------ Source data ------

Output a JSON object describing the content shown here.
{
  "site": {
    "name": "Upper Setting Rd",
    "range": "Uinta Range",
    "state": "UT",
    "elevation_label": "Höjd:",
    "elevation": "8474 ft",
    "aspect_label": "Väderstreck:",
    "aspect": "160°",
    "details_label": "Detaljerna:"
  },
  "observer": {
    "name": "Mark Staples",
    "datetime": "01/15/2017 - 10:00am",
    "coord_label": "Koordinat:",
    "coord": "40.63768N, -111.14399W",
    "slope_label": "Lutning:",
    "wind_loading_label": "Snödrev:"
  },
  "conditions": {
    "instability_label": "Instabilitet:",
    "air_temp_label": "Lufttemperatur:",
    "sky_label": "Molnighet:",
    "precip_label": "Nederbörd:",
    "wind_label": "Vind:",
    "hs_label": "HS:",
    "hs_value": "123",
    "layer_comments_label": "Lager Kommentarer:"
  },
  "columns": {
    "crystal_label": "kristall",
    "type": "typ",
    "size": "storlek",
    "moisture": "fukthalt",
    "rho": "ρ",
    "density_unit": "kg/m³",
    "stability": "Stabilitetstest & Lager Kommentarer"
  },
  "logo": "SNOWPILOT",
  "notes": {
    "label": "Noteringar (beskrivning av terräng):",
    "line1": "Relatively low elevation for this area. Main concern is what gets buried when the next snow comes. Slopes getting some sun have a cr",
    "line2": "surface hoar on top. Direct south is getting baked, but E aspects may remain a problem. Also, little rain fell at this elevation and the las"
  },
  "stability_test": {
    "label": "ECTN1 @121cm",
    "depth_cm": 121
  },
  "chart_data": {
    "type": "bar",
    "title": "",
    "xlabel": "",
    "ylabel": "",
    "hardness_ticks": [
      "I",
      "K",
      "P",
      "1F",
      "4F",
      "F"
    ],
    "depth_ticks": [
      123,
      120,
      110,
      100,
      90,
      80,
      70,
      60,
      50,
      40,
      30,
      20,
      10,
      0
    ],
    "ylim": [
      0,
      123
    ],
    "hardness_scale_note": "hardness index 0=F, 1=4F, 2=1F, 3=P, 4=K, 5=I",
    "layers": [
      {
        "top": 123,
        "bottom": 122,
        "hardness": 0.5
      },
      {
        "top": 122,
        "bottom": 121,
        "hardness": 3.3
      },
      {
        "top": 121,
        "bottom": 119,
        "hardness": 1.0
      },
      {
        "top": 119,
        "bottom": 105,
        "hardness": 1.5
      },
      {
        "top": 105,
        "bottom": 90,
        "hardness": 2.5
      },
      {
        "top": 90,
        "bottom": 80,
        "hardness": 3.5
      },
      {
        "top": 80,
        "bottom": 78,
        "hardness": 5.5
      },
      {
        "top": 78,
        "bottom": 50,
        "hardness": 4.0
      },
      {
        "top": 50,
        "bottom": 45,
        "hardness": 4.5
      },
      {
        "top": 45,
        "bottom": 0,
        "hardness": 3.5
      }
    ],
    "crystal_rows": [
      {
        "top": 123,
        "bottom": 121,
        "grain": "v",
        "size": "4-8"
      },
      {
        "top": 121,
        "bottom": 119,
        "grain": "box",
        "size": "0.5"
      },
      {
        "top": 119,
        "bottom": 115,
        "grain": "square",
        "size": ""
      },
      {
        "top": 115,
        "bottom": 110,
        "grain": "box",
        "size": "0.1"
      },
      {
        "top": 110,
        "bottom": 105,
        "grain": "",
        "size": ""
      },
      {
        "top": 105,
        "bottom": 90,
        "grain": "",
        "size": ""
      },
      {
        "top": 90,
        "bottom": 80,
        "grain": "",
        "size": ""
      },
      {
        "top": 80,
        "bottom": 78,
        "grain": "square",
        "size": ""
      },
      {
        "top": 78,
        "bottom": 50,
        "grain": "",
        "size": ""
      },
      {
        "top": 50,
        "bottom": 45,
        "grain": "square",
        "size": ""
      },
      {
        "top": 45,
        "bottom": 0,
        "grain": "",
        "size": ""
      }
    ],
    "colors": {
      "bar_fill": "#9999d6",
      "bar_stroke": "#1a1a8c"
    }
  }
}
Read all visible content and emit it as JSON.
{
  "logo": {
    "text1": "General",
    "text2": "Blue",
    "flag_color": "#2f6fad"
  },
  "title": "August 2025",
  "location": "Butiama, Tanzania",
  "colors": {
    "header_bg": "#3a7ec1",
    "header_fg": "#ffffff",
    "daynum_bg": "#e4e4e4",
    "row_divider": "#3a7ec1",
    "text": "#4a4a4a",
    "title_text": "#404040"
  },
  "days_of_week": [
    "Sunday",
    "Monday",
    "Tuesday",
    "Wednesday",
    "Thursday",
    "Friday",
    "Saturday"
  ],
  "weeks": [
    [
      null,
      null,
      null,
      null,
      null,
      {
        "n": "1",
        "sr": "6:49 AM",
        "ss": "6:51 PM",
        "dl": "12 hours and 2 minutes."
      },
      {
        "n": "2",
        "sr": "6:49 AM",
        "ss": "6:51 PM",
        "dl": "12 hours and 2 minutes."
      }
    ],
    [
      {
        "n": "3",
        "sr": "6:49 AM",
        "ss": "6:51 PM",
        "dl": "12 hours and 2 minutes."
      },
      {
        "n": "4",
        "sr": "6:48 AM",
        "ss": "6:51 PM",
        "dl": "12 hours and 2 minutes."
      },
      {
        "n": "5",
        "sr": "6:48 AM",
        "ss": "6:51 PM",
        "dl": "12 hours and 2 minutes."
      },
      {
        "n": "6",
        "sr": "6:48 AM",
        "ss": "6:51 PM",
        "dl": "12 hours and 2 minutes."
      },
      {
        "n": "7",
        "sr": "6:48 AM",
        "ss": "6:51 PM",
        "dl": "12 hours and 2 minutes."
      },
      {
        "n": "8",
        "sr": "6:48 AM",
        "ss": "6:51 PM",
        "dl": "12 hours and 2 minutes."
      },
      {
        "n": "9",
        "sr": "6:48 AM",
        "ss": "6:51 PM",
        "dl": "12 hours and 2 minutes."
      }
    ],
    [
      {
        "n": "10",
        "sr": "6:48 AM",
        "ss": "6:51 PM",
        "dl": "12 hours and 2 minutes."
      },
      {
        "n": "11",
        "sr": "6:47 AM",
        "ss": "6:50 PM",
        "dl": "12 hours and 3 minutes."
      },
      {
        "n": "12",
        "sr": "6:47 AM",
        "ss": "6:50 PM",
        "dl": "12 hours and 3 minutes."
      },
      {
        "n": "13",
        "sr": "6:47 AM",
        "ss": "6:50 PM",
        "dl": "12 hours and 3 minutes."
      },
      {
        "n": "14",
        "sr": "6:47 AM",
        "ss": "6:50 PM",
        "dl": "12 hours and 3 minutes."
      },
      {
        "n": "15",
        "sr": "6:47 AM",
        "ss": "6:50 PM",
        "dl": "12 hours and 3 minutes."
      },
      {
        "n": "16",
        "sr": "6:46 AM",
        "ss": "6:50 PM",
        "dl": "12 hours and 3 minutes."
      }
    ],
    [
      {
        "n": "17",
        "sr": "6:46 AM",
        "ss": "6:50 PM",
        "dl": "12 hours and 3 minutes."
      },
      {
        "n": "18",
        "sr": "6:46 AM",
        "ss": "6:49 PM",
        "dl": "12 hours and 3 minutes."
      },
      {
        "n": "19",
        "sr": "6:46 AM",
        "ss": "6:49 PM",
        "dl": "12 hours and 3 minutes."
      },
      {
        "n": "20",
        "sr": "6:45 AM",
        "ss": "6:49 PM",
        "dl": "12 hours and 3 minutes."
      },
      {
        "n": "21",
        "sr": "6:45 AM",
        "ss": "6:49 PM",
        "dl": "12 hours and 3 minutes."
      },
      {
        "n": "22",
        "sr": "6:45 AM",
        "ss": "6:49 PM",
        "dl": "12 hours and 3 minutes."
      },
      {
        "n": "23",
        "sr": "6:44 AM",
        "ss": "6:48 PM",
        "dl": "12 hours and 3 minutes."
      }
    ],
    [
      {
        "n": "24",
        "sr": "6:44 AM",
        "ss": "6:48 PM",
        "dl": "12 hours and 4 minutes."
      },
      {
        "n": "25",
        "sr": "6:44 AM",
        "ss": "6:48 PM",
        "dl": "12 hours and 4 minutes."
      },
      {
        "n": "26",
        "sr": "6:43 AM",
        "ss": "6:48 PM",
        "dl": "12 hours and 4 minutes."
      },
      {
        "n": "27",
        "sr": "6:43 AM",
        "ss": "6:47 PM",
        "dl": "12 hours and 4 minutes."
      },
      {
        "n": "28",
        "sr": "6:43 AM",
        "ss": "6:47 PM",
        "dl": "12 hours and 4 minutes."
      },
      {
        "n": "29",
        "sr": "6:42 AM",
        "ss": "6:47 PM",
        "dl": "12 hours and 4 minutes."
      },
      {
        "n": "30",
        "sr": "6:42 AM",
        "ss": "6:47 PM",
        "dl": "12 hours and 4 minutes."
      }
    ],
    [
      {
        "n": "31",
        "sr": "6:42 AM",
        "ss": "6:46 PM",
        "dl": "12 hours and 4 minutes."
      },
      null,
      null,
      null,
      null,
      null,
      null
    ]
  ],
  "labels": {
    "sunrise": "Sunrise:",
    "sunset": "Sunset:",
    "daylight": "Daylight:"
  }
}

------

▶ **What this task involves**:
Every line above that contains the word "getting" should be reported.

▶ **Full output**:
    "line1": "Relatively low elevation for this area. Main concern is what gets buried when the next snow comes. Slopes getting some sun have a cr",
    "line2": "surface hoar on top. Direct south is getting baked, but E aspects may remain a problem. Also, little rain fell at this elevation and the las"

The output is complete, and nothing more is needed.